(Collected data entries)
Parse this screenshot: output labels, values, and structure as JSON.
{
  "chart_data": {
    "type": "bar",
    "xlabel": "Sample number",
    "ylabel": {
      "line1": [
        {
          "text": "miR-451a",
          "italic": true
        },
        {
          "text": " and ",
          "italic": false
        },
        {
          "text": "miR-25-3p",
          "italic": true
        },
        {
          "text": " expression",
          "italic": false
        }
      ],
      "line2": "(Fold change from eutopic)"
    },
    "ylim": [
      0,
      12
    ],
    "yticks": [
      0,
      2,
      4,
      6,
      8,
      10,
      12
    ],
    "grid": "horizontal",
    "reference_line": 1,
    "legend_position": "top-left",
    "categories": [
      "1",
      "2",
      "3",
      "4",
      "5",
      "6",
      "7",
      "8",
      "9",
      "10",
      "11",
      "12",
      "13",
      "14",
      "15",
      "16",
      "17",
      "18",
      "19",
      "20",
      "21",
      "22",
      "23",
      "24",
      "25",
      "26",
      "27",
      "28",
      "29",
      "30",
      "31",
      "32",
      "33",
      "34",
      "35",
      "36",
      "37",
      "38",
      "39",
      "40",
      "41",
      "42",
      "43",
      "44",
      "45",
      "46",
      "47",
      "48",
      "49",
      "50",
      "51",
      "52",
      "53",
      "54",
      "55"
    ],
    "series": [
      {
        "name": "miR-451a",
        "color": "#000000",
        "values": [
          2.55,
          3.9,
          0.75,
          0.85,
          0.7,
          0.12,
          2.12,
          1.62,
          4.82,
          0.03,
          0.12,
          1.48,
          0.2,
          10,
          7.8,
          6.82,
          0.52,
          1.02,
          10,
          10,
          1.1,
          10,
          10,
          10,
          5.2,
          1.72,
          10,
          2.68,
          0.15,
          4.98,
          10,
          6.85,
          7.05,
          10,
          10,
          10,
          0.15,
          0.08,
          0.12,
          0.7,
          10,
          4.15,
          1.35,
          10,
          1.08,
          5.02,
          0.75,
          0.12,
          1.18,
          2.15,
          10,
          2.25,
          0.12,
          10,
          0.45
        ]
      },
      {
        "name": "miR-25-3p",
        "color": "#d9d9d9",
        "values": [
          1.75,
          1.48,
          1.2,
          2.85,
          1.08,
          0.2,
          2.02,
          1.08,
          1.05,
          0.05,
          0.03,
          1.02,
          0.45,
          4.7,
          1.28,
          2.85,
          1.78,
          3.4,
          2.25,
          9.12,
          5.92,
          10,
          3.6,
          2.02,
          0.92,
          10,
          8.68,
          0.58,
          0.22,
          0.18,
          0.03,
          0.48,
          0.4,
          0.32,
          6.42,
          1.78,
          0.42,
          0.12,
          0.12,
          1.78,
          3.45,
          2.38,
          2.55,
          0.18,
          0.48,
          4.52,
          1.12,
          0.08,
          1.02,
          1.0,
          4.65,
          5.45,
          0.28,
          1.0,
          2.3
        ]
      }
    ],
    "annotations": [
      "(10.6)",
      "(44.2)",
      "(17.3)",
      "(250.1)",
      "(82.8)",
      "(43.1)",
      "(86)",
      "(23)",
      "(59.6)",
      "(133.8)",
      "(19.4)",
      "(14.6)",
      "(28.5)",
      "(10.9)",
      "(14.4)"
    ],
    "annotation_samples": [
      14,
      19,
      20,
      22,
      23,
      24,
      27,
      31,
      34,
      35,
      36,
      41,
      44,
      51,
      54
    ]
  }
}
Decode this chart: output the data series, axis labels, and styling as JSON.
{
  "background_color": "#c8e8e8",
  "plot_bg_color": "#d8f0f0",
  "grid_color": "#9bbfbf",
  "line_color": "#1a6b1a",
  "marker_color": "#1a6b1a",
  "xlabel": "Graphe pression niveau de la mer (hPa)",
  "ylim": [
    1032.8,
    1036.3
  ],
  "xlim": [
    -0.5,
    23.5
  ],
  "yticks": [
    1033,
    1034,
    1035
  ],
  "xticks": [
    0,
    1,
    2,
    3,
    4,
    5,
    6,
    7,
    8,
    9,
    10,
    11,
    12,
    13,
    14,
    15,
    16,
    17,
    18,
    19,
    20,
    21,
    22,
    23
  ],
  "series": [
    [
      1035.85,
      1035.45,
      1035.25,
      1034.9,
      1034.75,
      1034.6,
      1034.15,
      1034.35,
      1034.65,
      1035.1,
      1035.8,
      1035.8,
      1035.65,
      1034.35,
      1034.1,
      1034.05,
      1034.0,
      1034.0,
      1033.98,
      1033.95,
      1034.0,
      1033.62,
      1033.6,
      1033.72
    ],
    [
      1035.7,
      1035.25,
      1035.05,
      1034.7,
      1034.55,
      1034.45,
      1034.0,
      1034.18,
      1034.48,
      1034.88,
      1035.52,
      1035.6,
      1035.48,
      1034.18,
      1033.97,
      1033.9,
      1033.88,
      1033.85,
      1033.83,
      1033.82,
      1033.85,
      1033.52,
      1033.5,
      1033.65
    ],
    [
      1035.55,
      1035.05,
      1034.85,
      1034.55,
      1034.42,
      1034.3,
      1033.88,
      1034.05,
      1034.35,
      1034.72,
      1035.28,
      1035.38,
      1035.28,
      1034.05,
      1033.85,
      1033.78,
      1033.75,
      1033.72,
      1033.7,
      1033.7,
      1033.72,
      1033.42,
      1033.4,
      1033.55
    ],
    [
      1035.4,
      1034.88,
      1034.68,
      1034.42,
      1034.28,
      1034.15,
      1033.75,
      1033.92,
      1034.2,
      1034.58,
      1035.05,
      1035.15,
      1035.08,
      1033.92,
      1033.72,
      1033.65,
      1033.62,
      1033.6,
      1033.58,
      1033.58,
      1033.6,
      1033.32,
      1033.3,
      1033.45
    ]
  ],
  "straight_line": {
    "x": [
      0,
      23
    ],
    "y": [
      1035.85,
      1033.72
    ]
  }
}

- Set exercise
Your task is to output all of the data above word for word.

- Exercise output
Parse this screenshot: output labels, values, and structure as JSON.
{
  "chart_data": {
    "type": "bar",
    "xlabel": "Sample number",
    "ylabel": {
      "line1": [
        {
          "text": "miR-451a",
          "italic": true
        },
        {
          "text": " and ",
          "italic": false
        },
        {
          "text": "miR-25-3p",
          "italic": true
        },
        {
          "text": " expression",
          "italic": false
        }
      ],
      "line2": "(Fold change from eutopic)"
    },
    "ylim": [
      0,
      12
    ],
    "yticks": [
      0,
      2,
      4,
      6,
      8,
      10,
      12
    ],
    "grid": "horizontal",
    "reference_line": 1,
    "legend_position": "top-left",
    "categories": [
      "1",
      "2",
      "3",
      "4",
      "5",
      "6",
      "7",
      "8",
      "9",
      "10",
      "11",
      "12",
      "13",
      "14",
      "15",
      "16",
      "17",
      "18",
      "19",
      "20",
      "21",
      "22",
      "23",
      "24",
      "25",
      "26",
      "27",
      "28",
      "29",
      "30",
      "31",
      "32",
      "33",
      "34",
      "35",
      "36",
      "37",
      "38",
      "39",
      "40",
      "41",
      "42",
      "43",
      "44",
      "45",
      "46",
      "47",
      "48",
      "49",
      "50",
      "51",
      "52",
      "53",
      "54",
      "55"
    ],
    "series": [
      {
        "name": "miR-451a",
        "color": "#000000",
        "values": [
          2.55,
          3.9,
          0.75,
          0.85,
          0.7,
          0.12,
          2.12,
          1.62,
          4.82,
          0.03,
          0.12,
          1.48,
          0.2,
          10,
          7.8,
          6.82,
          0.52,
          1.02,
          10,
          10,
          1.1,
          10,
          10,
          10,
          5.2,
          1.72,
          10,
          2.68,
          0.15,
          4.98,
          10,
          6.85,
          7.05,
          10,
          10,
          10,
          0.15,
          0.08,
          0.12,
          0.7,
          10,
          4.15,
          1.35,
          10,
          1.08,
          5.02,
          0.75,
          0.12,
          1.18,
          2.15,
          10,
          2.25,
          0.12,
          10,
          0.45
        ]
      },
      {
        "name": "miR-25-3p",
        "color": "#d9d9d9",
        "values": [
          1.75,
          1.48,
          1.2,
          2.85,
          1.08,
          0.2,
          2.02,
          1.08,
          1.05,
          0.05,
          0.03,
          1.02,
          0.45,
          4.7,
          1.28,
          2.85,
          1.78,
          3.4,
          2.25,
          9.12,
          5.92,
          10,
          3.6,
          2.02,
          0.92,
          10,
          8.68,
          0.58,
          0.22,
          0.18,
          0.03,
          0.48,
          0.4,
          0.32,
          6.42,
          1.78,
          0.42,
          0.12,
          0.12,
          1.78,
          3.45,
          2.38,
          2.55,
          0.18,
          0.48,
          4.52,
          1.12,
          0.08,
          1.02,
          1.0,
          4.65,
          5.45,
          0.28,
          1.0,
          2.3
        ]
      }
    ],
    "annotations": [
      "(10.6)",
      "(44.2)",
      "(17.3)",
      "(250.1)",
      "(82.8)",
      "(43.1)",
      "(86)",
      "(23)",
      "(59.6)",
      "(133.8)",
      "(19.4)",
      "(14.6)",
      "(28.5)",
      "(10.9)",
      "(14.4)"
    ],
    "annotation_samples": [
      14,
      19,
      20,
      22,
      23,
      24,
      27,
      31,
      34,
      35,
      36,
      41,
      44,
      51,
      54
    ]
  }
}
Decode this chart: output the data series, axis labels, and styling as JSON.
{
  "background_color": "#c8e8e8",
  "plot_bg_color": "#d8f0f0",
  "grid_color": "#9bbfbf",
  "line_color": "#1a6b1a",
  "marker_color": "#1a6b1a",
  "xlabel": "Graphe pression niveau de la mer (hPa)",
  "ylim": [
    1032.8,
    1036.3
  ],
  "xlim": [
    -0.5,
    23.5
  ],
  "yticks": [
    1033,
    1034,
    1035
  ],
  "xticks": [
    0,
    1,
    2,
    3,
    4,
    5,
    6,
    7,
    8,
    9,
    10,
    11,
    12,
    13,
    14,
    15,
    16,
    17,
    18,
    19,
    20,
    21,
    22,
    23
  ],
  "series": [
    [
      1035.85,
      1035.45,
      1035.25,
      1034.9,
      1034.75,
      1034.6,
      1034.15,
      1034.35,
      1034.65,
      1035.1,
      1035.8,
      1035.8,
      1035.65,
      1034.35,
      1034.1,
      1034.05,
      1034.0,
      1034.0,
      1033.98,
      1033.95,
      1034.0,
      1033.62,
      1033.6,
      1033.72
    ],
    [
      1035.7,
      1035.25,
      1035.05,
      1034.7,
      1034.55,
      1034.45,
      1034.0,
      1034.18,
      1034.48,
      1034.88,
      1035.52,
      1035.6,
      1035.48,
      1034.18,
      1033.97,
      1033.9,
      1033.88,
      1033.85,
      1033.83,
      1033.82,
      1033.85,
      1033.52,
      1033.5,
      1033.65
    ],
    [
      1035.55,
      1035.05,
      1034.85,
      1034.55,
      1034.42,
      1034.3,
      1033.88,
      1034.05,
      1034.35,
      1034.72,
      1035.28,
      1035.38,
      1035.28,
      1034.05,
      1033.85,
      1033.78,
      1033.75,
      1033.72,
      1033.7,
      1033.7,
      1033.72,
      1033.42,
      1033.4,
      1033.55
    ],
    [
      1035.4,
      1034.88,
      1034.68,
      1034.42,
      1034.28,
      1034.15,
      1033.75,
      1033.92,
      1034.2,
      1034.58,
      1035.05,
      1035.15,
      1035.08,
      1033.92,
      1033.72,
      1033.65,
      1033.62,
      1033.6,
      1033.58,
      1033.58,
      1033.6,
      1033.32,
      1033.3,
      1033.45
    ]
  ],
  "straight_line": {
    "x": [
      0,
      23
    ],
    "y": [
      1035.85,
      1033.72
    ]
  }
}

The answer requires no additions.